→ **Directions**
Copy the records verbatim, beginning at the first line and stopping after the line that contains "x-tick-label: 2025-07 <box>719", including that line.

→ **The input**
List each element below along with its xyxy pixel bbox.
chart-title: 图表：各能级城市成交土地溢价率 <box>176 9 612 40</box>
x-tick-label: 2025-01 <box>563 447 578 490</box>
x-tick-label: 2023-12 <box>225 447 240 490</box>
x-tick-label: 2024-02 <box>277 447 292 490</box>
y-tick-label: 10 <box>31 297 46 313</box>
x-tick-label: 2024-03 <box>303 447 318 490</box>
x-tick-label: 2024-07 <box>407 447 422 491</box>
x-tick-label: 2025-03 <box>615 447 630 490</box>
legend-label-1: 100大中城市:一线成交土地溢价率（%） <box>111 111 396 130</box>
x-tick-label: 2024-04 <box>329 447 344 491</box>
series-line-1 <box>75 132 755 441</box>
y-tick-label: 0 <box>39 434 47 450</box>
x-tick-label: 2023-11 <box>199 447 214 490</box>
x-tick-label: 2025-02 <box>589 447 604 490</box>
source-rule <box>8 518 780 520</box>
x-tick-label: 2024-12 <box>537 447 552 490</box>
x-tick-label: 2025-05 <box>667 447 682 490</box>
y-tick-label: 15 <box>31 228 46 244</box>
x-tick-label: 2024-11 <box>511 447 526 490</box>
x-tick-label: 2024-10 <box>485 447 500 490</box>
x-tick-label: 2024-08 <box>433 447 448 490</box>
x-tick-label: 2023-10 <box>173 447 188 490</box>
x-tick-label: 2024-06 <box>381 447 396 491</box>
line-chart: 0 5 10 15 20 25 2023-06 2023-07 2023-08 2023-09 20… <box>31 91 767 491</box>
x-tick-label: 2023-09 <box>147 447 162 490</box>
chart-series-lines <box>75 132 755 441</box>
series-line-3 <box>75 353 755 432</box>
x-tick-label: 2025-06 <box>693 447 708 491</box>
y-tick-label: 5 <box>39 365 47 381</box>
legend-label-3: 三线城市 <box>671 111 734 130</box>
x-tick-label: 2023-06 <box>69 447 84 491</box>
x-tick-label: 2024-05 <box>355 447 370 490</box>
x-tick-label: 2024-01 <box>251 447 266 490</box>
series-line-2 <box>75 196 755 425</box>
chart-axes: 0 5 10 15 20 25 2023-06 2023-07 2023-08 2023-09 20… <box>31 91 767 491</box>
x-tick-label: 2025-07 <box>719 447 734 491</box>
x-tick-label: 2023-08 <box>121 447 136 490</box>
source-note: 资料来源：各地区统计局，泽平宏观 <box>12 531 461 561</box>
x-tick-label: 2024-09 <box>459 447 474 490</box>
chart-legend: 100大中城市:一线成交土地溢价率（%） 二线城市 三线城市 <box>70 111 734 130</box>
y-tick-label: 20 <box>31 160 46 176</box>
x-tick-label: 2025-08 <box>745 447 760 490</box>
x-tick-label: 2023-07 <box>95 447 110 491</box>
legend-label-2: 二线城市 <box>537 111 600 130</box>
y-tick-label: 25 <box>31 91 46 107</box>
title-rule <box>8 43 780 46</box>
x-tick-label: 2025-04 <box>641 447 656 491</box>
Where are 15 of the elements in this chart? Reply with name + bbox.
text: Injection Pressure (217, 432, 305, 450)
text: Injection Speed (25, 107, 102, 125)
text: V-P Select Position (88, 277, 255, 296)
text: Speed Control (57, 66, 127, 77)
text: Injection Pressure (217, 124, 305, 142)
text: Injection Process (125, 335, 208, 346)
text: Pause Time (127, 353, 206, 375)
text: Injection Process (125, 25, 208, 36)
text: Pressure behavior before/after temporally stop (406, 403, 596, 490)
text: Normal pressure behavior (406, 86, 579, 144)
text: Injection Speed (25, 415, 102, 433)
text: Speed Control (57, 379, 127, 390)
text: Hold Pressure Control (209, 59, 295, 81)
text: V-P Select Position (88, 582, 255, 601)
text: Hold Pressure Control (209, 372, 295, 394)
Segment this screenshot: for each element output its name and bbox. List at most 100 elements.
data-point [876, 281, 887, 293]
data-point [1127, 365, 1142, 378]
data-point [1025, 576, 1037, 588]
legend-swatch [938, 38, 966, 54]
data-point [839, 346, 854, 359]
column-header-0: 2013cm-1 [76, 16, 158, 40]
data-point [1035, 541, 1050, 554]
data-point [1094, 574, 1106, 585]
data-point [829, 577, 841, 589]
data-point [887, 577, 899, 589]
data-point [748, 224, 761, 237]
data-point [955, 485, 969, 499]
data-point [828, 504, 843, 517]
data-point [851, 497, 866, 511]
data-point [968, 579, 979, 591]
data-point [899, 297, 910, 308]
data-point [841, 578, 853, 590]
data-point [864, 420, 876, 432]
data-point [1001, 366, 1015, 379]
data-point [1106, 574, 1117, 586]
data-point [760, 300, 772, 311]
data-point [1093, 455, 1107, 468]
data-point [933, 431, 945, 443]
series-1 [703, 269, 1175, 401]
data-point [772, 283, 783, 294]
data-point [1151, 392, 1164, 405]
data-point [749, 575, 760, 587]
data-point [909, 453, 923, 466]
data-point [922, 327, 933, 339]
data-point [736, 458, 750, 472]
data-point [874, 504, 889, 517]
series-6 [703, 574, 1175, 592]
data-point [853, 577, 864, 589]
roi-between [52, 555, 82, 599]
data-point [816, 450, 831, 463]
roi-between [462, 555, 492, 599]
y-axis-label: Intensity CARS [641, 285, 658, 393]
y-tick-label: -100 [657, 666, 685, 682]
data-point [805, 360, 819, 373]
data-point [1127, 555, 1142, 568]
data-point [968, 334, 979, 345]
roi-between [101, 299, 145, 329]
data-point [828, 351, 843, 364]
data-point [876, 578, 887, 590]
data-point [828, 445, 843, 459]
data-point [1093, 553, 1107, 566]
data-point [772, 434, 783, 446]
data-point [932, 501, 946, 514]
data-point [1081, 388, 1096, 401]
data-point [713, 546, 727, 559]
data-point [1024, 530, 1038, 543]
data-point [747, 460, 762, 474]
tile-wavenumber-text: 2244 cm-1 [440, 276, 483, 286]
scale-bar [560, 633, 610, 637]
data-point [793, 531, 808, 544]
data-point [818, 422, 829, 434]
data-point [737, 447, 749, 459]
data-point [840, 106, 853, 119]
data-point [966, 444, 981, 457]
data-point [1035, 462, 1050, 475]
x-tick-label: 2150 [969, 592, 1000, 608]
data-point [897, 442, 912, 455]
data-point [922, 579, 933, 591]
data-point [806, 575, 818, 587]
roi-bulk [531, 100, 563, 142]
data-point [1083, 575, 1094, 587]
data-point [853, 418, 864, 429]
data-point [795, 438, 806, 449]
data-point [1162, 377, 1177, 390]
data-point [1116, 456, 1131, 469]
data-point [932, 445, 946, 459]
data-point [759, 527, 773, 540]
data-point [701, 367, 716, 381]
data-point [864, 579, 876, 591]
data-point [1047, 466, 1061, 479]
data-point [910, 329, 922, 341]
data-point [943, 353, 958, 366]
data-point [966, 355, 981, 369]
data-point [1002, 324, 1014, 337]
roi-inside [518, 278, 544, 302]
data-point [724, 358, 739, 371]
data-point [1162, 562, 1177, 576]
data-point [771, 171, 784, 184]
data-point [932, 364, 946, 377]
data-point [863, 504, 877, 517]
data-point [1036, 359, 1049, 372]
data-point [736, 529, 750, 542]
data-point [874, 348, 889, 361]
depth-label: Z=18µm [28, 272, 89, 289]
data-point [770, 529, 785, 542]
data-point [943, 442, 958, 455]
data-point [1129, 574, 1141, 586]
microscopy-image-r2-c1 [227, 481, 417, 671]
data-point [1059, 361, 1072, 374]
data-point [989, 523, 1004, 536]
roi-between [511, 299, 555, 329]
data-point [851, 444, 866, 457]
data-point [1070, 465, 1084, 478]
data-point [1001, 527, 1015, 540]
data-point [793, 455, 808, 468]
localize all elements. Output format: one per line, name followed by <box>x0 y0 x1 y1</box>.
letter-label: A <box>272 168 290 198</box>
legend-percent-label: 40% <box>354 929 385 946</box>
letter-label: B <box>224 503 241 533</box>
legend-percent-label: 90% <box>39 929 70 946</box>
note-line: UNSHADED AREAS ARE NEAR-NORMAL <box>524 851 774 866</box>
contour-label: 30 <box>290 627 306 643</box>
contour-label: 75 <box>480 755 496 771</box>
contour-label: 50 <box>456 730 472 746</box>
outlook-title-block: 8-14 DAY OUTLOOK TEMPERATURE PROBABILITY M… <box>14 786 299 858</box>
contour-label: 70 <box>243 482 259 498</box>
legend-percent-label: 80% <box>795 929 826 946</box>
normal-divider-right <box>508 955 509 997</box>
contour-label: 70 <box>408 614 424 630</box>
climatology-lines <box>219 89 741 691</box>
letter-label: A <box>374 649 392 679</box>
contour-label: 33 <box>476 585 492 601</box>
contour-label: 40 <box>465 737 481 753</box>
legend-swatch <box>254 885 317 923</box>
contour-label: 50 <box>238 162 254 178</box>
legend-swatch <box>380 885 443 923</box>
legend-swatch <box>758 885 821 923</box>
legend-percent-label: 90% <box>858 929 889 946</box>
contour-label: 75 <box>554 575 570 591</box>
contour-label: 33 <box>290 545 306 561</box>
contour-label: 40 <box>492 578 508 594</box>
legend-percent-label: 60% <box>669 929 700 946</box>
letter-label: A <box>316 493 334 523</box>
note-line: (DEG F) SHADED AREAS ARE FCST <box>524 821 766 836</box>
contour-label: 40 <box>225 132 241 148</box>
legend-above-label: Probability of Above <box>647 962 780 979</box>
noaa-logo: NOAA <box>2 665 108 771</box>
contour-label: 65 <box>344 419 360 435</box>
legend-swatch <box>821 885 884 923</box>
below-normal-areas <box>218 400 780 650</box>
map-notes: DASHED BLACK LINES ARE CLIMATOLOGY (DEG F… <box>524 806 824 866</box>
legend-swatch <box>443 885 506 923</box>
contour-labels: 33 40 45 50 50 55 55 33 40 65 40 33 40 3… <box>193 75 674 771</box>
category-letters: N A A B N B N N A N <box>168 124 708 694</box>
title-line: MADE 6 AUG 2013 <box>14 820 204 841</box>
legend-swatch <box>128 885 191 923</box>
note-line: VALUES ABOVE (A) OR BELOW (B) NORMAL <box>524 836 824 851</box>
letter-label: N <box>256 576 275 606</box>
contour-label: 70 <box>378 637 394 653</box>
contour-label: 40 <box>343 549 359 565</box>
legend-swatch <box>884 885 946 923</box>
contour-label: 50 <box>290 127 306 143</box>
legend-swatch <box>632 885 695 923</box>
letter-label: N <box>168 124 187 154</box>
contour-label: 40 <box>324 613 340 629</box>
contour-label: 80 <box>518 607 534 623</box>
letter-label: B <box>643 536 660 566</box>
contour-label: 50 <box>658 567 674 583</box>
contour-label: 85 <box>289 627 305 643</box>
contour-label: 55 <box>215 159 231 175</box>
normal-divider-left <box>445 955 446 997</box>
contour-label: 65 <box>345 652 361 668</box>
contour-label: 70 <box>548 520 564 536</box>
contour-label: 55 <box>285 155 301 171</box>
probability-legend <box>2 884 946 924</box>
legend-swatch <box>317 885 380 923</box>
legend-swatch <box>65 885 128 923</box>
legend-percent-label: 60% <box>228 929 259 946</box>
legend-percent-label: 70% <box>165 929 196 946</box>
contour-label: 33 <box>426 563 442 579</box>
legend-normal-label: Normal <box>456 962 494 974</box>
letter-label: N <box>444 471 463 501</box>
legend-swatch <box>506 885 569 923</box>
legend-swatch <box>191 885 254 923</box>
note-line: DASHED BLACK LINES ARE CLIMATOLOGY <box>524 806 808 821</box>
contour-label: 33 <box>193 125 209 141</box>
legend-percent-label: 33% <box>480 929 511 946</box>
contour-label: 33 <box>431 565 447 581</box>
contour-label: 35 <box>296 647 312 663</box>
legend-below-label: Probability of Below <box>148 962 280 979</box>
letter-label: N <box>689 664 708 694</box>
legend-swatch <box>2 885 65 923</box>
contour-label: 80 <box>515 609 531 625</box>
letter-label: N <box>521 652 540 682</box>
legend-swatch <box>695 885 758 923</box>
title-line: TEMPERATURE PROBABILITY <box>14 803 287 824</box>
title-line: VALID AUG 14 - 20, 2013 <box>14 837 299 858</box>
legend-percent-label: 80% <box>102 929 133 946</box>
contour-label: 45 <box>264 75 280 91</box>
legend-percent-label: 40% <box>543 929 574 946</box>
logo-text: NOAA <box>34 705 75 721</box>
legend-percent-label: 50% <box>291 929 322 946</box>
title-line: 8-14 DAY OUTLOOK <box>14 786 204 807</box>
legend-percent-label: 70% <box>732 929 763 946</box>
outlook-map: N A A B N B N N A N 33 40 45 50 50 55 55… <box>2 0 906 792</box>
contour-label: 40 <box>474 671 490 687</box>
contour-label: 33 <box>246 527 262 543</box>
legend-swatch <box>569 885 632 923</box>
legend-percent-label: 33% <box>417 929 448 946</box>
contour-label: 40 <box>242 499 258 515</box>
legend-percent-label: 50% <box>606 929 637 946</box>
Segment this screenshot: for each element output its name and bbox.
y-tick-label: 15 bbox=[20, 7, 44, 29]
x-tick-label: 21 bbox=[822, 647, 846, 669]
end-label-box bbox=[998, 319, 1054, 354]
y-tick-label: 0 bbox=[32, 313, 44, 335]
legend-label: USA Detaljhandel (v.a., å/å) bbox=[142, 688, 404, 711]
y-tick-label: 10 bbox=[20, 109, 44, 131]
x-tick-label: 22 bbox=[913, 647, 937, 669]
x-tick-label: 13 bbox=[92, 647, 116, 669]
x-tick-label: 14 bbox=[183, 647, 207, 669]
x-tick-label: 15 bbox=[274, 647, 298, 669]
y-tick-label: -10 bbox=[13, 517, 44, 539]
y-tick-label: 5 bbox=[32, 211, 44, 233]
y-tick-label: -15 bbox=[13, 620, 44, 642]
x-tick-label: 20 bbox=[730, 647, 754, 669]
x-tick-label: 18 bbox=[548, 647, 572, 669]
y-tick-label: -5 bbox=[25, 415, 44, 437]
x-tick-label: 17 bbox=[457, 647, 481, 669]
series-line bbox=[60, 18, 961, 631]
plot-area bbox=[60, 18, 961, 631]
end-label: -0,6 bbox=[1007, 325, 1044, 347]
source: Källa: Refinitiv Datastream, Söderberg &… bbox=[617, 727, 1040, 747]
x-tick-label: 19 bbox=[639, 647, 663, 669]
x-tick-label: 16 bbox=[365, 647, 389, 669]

→ **Expected answer**
List each element below along with its xyxy pixel bbox.
chart-title: 图表：各能级城市成交土地溢价率 <box>176 9 612 40</box>
x-tick-label: 2025-01 <box>563 447 578 490</box>
x-tick-label: 2023-12 <box>225 447 240 490</box>
x-tick-label: 2024-02 <box>277 447 292 490</box>
y-tick-label: 10 <box>31 297 46 313</box>
x-tick-label: 2024-03 <box>303 447 318 490</box>
x-tick-label: 2024-07 <box>407 447 422 491</box>
x-tick-label: 2025-03 <box>615 447 630 490</box>
legend-label-1: 100大中城市:一线成交土地溢价率（%） <box>111 111 396 130</box>
x-tick-label: 2024-04 <box>329 447 344 491</box>
series-line-1 <box>75 132 755 441</box>
y-tick-label: 0 <box>39 434 47 450</box>
x-tick-label: 2023-11 <box>199 447 214 490</box>
x-tick-label: 2025-02 <box>589 447 604 490</box>
source-rule <box>8 518 780 520</box>
x-tick-label: 2024-12 <box>537 447 552 490</box>
x-tick-label: 2025-05 <box>667 447 682 490</box>
y-tick-label: 15 <box>31 228 46 244</box>
x-tick-label: 2024-11 <box>511 447 526 490</box>
x-tick-label: 2024-10 <box>485 447 500 490</box>
x-tick-label: 2024-08 <box>433 447 448 490</box>
x-tick-label: 2023-10 <box>173 447 188 490</box>
x-tick-label: 2024-06 <box>381 447 396 491</box>
line-chart: 0 5 10 15 20 25 2023-06 2023-07 2023-08 2023-09 20… <box>31 91 767 491</box>
x-tick-label: 2023-09 <box>147 447 162 490</box>
chart-series-lines <box>75 132 755 441</box>
series-line-3 <box>75 353 755 432</box>
x-tick-label: 2025-06 <box>693 447 708 491</box>
y-tick-label: 5 <box>39 365 47 381</box>
legend-label-3: 三线城市 <box>671 111 734 130</box>
x-tick-label: 2023-06 <box>69 447 84 491</box>
x-tick-label: 2024-05 <box>355 447 370 490</box>
x-tick-label: 2024-01 <box>251 447 266 490</box>
series-line-2 <box>75 196 755 425</box>
chart-axes: 0 5 10 15 20 25 2023-06 2023-07 2023-08 2023-09 20… <box>31 91 767 491</box>
x-tick-label: 2025-07 <box>719 447 734 491</box>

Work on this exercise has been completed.